What this task involves:
Print the records below word for word, but leave out the pictures.

Information provided:
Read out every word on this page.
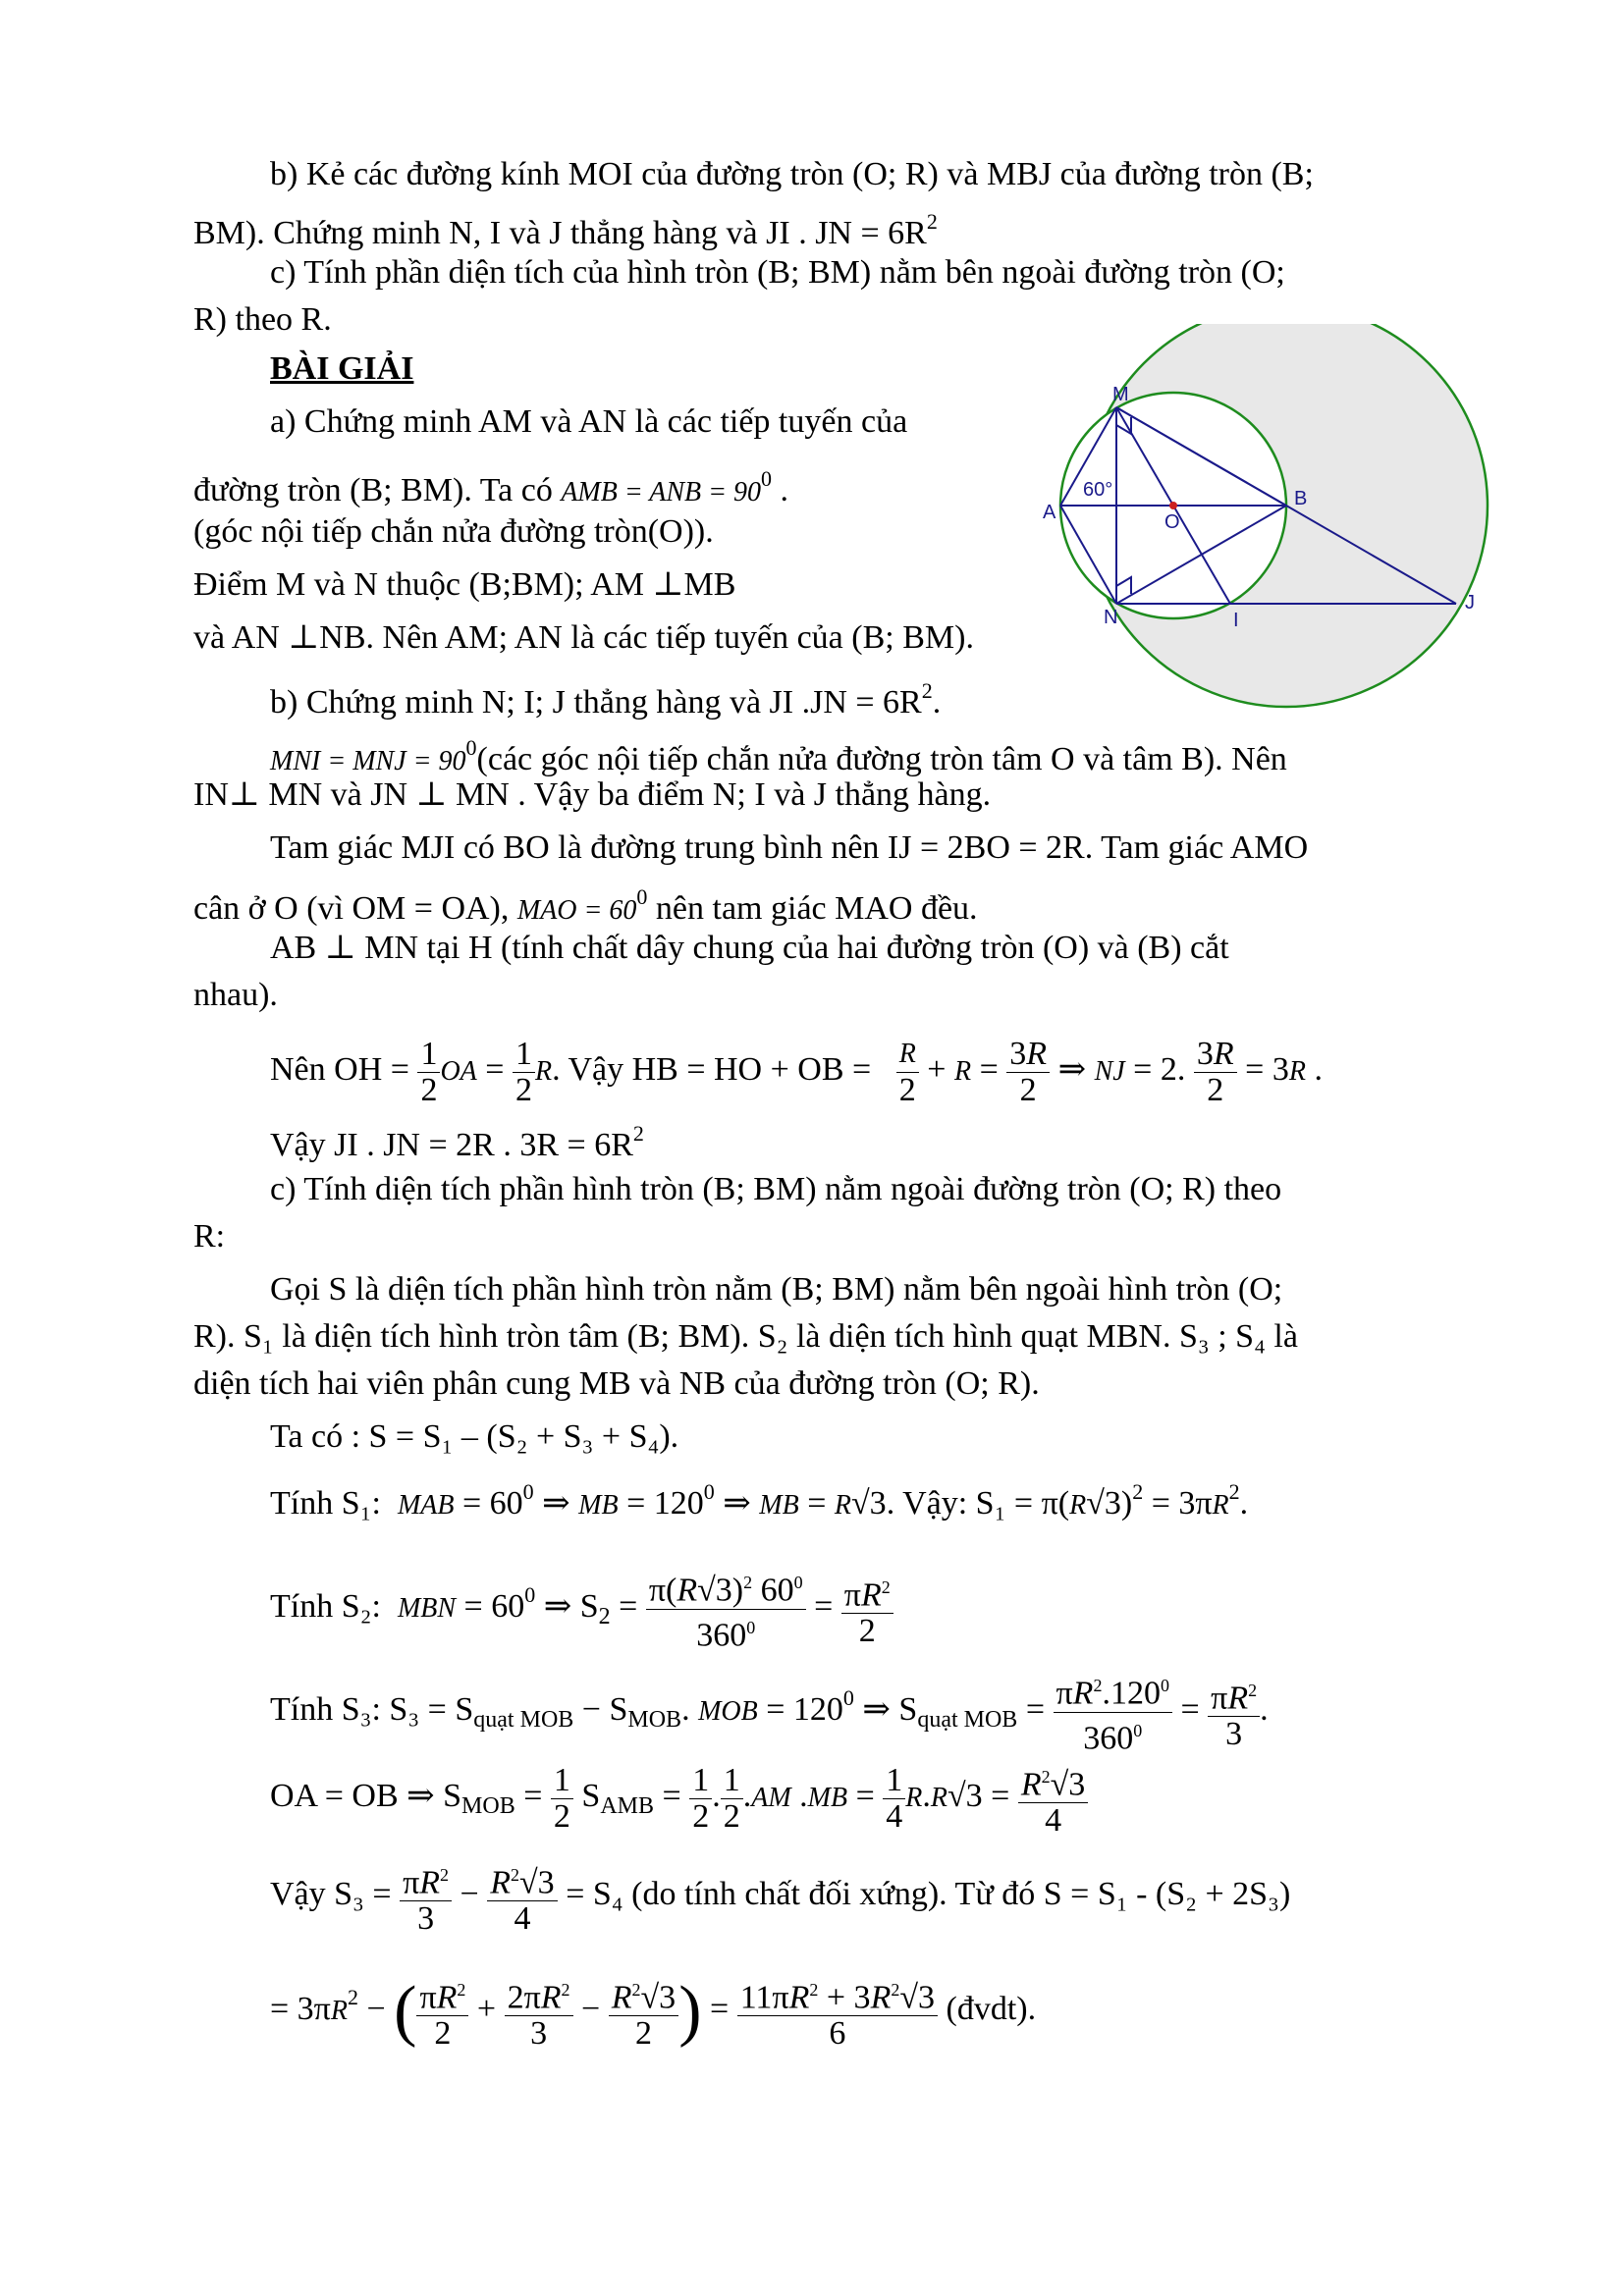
b) Kẻ các đường kính MOI của đường tròn (O; R) và MBJ của đường tròn (B;
BM). Chứng minh N, I và J thẳng hàng và JI . JN = $6R^2$
c) Tính phần diện tích của hình tròn (B; BM) nằm bên ngoài đường tròn (O;
R) theo R.
BÀI GIẢI
a) Chứng minh AM và AN là các tiếp tuyến của
đường tròn (B; BM). Ta có AMB = ANB = $90^0$ .
(góc nội tiếp chắn nửa đường tròn(O)).
Điểm M và N thuộc (B;BM); AM ⊥MB
và AN ⊥NB. Nên AM; AN là các tiếp tuyến của (B; BM).
b) Chứng minh N; I; J thẳng hàng và JI $.JN = 6R^2$.
MNI = MNJ = $90^0(các$ góc nội tiếp chắn nửa đường tròn tâm O và tâm B). Nên
IN⊥ MN và JN ⊥ MN . Vậy ba điểm N; I và J thẳng hàng.
Tam giác MJI có BO là đường trung bình nên IJ = 2BO = 2R. Tam giác AMO
cân ở O (vì OM = OA), MAO = $60^0$ nên tam giác MAO đều.
AB ⊥ MN tại H (tính chất dây chung của hai đường tròn (O) và (B) cắt
nhau).
Nên OH = $\frac{1}{2}$ OA = $\frac{1}{2} R$. Vậy HB = HO + OB = R
2
+ $R = \frac{3R}{2}$ ⇒ NJ = 2. $\frac{3R}{2} = 3R$ .
Vậy JI . JN = 2R . $3R = 6R^2$
c) Tính diện tích phần hình tròn (B; BM) nằm ngoài đường tròn (O; R) theo
R:
Gọi S là diện tích phần hình tròn nằm (B; BM) nằm bên ngoài hình tròn (O;
R). S₁ là diện tích hình tròn tâm (B; BM). S₂ là diện tích hình quạt MBN. S₃ ; S₄ là
diện tích hai viên phân cung MB và NB của đường tròn (O; R).
Ta có : S = S₁ – (S₂ + S₃ + S₄).
Tính S₁: MAB = $60^0$ ⇒ MB = $120^0$ ⇒ MB = R√3. Vậy: $S_1 = \pi(R√3)^2 = 3\pi R^2$.
Tính S₂: MBN = $60^0$ ⇒ $S_2 = \frac{\pi(R√3)^2 60^0}{360^0} = \frac{\pi R^2}{2}$
Tính S₃: $S_3 = S_{quạt MOB} - S_{MOB}$. MOB = $120^0$ ⇒ $S_{quạt MOB} = \frac{\pi R^2.120^0}{360^0} = \frac{\pi R^2}{3}$ .
OA = OB ⇒ $S_{MOB} = \frac{1}{2} S_{AMB} = \frac{1}{2}$ . $\frac{1}{2} .AM$ $.MB = \frac{1}{4} R.R√3 = \frac{R^2√3}{4}$
Vậy $S_3 = \frac{\pi R^2}{3} - \frac{R^2√3}{4} = S_4$ (do tính chất đối xứng). Từ đó S = S₁ - (S₂ + 2S₃)
= $3\pi R^2$ − ( $\frac{\pi R^2}{2} + \frac{2\pi R^2}{3} - \frac{R^2√3}{2}$ ) = $\frac{11\pi R^2 + 3R^2√3}{6}$ (đvdt).
M
A	O
B
N	I
J
60°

Worked solution:
Read out every word on this page.
b) Kẻ các đường kính MOI của đường tròn (O; R) và MBJ của đường tròn (B;
BM). Chứng minh N, I và J thẳng hàng và JI . JN = $6R^2$
c) Tính phần diện tích của hình tròn (B; BM) nằm bên ngoài đường tròn (O;
R) theo R.
BÀI GIẢI
a) Chứng minh AM và AN là các tiếp tuyến của
đường tròn (B; BM). Ta có AMB = ANB = $90^0$ .
(góc nội tiếp chắn nửa đường tròn(O)).
Điểm M và N thuộc (B;BM); AM ⊥MB
và AN ⊥NB. Nên AM; AN là các tiếp tuyến của (B; BM).
b) Chứng minh N; I; J thẳng hàng và JI $.JN = 6R^2$.
MNI = MNJ = $90^0(các$ góc nội tiếp chắn nửa đường tròn tâm O và tâm B). Nên
IN⊥ MN và JN ⊥ MN . Vậy ba điểm N; I và J thẳng hàng.
Tam giác MJI có BO là đường trung bình nên IJ = 2BO = 2R. Tam giác AMO
cân ở O (vì OM = OA), MAO = $60^0$ nên tam giác MAO đều.
AB ⊥ MN tại H (tính chất dây chung của hai đường tròn (O) và (B) cắt
nhau).
Nên OH = $\frac{1}{2}$ OA = $\frac{1}{2} R$. Vậy HB = HO + OB = R
2
+ $R = \frac{3R}{2}$ ⇒ NJ = 2. $\frac{3R}{2} = 3R$ .
Vậy JI . JN = 2R . $3R = 6R^2$
c) Tính diện tích phần hình tròn (B; BM) nằm ngoài đường tròn (O; R) theo
R:
Gọi S là diện tích phần hình tròn nằm (B; BM) nằm bên ngoài hình tròn (O;
R). S₁ là diện tích hình tròn tâm (B; BM). S₂ là diện tích hình quạt MBN. S₃ ; S₄ là
diện tích hai viên phân cung MB và NB của đường tròn (O; R).
Ta có : S = S₁ – (S₂ + S₃ + S₄).
Tính S₁: MAB = $60^0$ ⇒ MB = $120^0$ ⇒ MB = R√3. Vậy: $S_1 = \pi(R√3)^2 = 3\pi R^2$.
Tính S₂: MBN = $60^0$ ⇒ $S_2 = \frac{\pi(R√3)^2 60^0}{360^0} = \frac{\pi R^2}{2}$
Tính S₃: $S_3 = S_{quạt MOB} - S_{MOB}$. MOB = $120^0$ ⇒ $S_{quạt MOB} = \frac{\pi R^2.120^0}{360^0} = \frac{\pi R^2}{3}$ .
OA = OB ⇒ $S_{MOB} = \frac{1}{2} S_{AMB} = \frac{1}{2}$ . $\frac{1}{2} .AM$ $.MB = \frac{1}{4} R.R√3 = \frac{R^2√3}{4}$
Vậy $S_3 = \frac{\pi R^2}{3} - \frac{R^2√3}{4} = S_4$ (do tính chất đối xứng). Từ đó S = S₁ - (S₂ + 2S₃)
= $3\pi R^2$ − ( $\frac{\pi R^2}{2} + \frac{2\pi R^2}{3} - \frac{R^2√3}{2}$ ) = $\frac{11\pi R^2 + 3R^2√3}{6}$ (đvdt).
M
A	O
B
N	I
J
60°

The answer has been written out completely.